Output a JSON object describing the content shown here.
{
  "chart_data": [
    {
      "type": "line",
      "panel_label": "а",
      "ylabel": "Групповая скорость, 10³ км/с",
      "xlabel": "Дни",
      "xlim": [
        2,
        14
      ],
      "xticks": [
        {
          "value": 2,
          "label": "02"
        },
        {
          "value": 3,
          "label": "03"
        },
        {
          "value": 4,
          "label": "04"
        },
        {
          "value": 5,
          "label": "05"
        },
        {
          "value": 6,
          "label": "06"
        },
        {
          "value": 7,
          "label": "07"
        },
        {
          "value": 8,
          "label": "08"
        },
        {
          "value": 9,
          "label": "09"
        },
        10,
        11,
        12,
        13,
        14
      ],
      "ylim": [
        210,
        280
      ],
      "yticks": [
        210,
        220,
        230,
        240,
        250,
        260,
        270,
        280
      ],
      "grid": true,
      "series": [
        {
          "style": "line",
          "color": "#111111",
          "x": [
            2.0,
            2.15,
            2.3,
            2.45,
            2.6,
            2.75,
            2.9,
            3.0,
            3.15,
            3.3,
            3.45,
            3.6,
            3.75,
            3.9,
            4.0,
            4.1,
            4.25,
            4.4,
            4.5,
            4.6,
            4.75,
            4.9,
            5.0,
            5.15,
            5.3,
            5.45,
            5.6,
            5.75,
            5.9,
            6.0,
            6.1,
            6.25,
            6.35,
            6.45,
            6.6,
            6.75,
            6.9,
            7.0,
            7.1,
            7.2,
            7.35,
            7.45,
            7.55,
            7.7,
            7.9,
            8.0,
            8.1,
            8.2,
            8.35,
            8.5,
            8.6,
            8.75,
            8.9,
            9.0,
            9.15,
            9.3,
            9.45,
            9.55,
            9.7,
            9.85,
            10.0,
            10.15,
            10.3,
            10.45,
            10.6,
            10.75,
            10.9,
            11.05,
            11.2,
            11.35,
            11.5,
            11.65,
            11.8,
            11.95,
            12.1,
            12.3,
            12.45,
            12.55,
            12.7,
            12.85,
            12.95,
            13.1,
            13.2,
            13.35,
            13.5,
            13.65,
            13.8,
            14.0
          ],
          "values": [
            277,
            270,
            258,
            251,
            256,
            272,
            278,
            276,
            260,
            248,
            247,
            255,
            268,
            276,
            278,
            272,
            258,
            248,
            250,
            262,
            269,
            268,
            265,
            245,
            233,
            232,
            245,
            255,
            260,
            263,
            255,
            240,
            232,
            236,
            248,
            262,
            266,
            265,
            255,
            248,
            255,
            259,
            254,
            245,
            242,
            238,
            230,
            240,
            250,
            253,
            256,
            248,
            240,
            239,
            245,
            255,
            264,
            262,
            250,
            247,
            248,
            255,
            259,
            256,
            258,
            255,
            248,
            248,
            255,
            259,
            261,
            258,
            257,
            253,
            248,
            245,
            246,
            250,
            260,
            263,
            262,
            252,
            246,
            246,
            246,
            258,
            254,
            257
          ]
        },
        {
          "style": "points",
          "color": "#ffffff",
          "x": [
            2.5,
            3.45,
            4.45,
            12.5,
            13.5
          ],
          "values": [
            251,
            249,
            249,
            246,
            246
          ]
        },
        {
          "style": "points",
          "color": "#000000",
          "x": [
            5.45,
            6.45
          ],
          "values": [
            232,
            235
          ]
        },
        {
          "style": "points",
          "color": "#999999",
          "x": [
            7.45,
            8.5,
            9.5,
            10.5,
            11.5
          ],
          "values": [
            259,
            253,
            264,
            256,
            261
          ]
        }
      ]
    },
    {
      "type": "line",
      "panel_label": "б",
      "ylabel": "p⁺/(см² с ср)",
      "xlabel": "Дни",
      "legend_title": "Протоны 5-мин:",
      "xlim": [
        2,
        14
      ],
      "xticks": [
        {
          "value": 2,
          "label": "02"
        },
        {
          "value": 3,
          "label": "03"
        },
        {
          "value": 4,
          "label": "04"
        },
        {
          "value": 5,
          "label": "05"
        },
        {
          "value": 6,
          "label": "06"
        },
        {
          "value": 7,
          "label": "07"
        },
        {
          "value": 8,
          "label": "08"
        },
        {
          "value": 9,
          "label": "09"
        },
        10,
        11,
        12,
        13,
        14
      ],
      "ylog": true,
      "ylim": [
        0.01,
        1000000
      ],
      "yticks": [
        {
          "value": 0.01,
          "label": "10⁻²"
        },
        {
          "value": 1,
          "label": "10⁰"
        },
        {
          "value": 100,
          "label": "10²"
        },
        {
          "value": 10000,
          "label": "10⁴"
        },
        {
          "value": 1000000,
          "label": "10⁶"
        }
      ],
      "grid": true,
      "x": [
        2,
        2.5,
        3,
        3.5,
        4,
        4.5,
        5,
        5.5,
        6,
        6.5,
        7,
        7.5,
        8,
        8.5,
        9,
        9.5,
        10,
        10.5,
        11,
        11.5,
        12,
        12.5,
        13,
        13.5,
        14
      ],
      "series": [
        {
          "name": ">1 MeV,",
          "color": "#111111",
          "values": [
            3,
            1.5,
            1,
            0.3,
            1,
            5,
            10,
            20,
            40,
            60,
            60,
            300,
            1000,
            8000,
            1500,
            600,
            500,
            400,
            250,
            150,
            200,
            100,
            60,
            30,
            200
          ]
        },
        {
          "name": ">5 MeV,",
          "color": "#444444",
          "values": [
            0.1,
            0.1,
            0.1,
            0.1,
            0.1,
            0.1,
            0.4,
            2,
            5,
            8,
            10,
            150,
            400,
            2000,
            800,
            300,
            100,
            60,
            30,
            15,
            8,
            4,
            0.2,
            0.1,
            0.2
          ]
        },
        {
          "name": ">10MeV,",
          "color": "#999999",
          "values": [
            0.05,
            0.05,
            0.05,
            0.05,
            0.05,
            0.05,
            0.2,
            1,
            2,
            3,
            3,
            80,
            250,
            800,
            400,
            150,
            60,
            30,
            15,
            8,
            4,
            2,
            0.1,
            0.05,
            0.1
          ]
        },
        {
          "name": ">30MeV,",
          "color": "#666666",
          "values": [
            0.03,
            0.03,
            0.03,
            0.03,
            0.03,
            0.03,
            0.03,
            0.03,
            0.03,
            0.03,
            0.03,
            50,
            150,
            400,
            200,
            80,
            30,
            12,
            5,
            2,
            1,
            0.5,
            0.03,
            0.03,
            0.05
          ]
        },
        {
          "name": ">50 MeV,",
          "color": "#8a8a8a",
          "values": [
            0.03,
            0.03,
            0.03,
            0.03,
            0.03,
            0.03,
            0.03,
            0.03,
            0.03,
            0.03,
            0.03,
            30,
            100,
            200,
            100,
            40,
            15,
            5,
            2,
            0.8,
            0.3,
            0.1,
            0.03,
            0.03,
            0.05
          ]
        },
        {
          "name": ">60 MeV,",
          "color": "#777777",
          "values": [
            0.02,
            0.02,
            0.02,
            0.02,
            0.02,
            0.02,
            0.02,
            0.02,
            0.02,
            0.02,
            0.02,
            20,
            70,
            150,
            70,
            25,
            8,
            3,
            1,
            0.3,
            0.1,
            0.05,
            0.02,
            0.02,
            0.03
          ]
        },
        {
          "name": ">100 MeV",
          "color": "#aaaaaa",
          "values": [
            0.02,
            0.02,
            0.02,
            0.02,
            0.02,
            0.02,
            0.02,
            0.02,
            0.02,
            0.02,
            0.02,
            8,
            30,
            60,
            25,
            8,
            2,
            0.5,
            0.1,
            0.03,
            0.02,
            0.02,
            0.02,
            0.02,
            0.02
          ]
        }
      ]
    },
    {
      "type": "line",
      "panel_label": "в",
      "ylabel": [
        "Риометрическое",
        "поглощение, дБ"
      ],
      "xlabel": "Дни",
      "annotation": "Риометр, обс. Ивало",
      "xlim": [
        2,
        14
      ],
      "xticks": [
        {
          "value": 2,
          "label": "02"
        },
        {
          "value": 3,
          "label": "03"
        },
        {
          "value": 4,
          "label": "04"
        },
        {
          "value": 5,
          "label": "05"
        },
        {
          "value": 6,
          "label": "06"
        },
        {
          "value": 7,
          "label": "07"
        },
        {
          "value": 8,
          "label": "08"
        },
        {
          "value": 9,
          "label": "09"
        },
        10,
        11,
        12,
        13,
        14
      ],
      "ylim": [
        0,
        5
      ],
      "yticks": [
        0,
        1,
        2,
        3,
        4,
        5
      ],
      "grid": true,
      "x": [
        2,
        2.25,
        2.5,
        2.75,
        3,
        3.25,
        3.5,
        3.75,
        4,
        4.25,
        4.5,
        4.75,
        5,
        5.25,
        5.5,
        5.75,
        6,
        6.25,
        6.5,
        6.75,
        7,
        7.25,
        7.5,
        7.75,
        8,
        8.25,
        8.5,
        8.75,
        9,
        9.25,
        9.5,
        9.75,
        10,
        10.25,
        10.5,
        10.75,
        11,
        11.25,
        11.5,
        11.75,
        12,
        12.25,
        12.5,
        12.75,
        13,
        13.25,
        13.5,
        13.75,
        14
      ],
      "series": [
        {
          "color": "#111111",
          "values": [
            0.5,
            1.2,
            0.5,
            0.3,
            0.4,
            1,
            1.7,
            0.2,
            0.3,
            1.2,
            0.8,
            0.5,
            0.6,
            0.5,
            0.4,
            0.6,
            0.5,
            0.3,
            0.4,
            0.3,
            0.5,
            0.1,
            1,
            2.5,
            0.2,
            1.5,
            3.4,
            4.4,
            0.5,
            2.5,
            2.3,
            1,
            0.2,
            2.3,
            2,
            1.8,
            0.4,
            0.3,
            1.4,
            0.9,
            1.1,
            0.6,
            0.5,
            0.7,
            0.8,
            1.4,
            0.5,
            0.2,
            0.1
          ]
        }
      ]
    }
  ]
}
--
EXERCISE PROMPT: Go through the listing above and list every line that has the word "color".

CORRECT RESULT:
          "color": "#111111",
          "color": "#ffffff",
          "color": "#000000",
          "color": "#999999",
          "color": "#111111",
          "color": "#444444",
          "color": "#999999",
          "color": "#666666",
          "color": "#8a8a8a",
          "color": "#777777",
          "color": "#aaaaaa",
          "color": "#111111",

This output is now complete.